┌──

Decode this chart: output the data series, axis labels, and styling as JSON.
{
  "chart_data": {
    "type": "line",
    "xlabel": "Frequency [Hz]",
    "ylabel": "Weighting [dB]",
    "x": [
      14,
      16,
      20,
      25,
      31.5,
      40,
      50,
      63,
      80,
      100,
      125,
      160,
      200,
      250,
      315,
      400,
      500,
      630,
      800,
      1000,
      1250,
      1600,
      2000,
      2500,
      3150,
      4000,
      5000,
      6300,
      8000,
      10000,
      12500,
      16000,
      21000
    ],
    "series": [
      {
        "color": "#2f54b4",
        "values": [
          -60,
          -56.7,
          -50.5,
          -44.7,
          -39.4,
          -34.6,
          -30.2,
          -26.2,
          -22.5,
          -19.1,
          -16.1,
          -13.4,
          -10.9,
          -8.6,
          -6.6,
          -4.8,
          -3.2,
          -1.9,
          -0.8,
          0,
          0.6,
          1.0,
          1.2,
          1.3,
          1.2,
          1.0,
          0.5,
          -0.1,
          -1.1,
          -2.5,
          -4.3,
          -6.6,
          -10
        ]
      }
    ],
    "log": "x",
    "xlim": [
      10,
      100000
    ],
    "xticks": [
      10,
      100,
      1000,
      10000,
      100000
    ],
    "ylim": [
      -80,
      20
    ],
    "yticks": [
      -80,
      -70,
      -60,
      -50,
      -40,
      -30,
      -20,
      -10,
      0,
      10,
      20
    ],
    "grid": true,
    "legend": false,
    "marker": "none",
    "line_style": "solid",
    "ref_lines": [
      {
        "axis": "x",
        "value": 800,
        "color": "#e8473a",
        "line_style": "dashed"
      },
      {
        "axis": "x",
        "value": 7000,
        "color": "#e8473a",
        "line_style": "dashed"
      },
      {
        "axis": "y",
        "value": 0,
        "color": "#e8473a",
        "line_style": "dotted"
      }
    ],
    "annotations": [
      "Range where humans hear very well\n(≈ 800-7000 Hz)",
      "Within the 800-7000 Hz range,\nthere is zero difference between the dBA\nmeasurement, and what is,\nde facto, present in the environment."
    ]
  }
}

└──

**What the task asks:** Transcribe every entry exactly.

**Solution for this exercise:**
Decode this chart: output the data series, axis labels, and styling as JSON.
{
  "chart_data": {
    "type": "line",
    "xlabel": "Frequency [Hz]",
    "ylabel": "Weighting [dB]",
    "x": [
      14,
      16,
      20,
      25,
      31.5,
      40,
      50,
      63,
      80,
      100,
      125,
      160,
      200,
      250,
      315,
      400,
      500,
      630,
      800,
      1000,
      1250,
      1600,
      2000,
      2500,
      3150,
      4000,
      5000,
      6300,
      8000,
      10000,
      12500,
      16000,
      21000
    ],
    "series": [
      {
        "color": "#2f54b4",
        "values": [
          -60,
          -56.7,
          -50.5,
          -44.7,
          -39.4,
          -34.6,
          -30.2,
          -26.2,
          -22.5,
          -19.1,
          -16.1,
          -13.4,
          -10.9,
          -8.6,
          -6.6,
          -4.8,
          -3.2,
          -1.9,
          -0.8,
          0,
          0.6,
          1.0,
          1.2,
          1.3,
          1.2,
          1.0,
          0.5,
          -0.1,
          -1.1,
          -2.5,
          -4.3,
          -6.6,
          -10
        ]
      }
    ],
    "log": "x",
    "xlim": [
      10,
      100000
    ],
    "xticks": [
      10,
      100,
      1000,
      10000,
      100000
    ],
    "ylim": [
      -80,
      20
    ],
    "yticks": [
      -80,
      -70,
      -60,
      -50,
      -40,
      -30,
      -20,
      -10,
      0,
      10,
      20
    ],
    "grid": true,
    "legend": false,
    "marker": "none",
    "line_style": "solid",
    "ref_lines": [
      {
        "axis": "x",
        "value": 800,
        "color": "#e8473a",
        "line_style": "dashed"
      },
      {
        "axis": "x",
        "value": 7000,
        "color": "#e8473a",
        "line_style": "dashed"
      },
      {
        "axis": "y",
        "value": 0,
        "color": "#e8473a",
        "line_style": "dotted"
      }
    ],
    "annotations": [
      "Range where humans hear very well\n(≈ 800-7000 Hz)",
      "Within the 800-7000 Hz range,\nthere is zero difference between the dBA\nmeasurement, and what is,\nde facto, present in the environment."
    ]
  }
}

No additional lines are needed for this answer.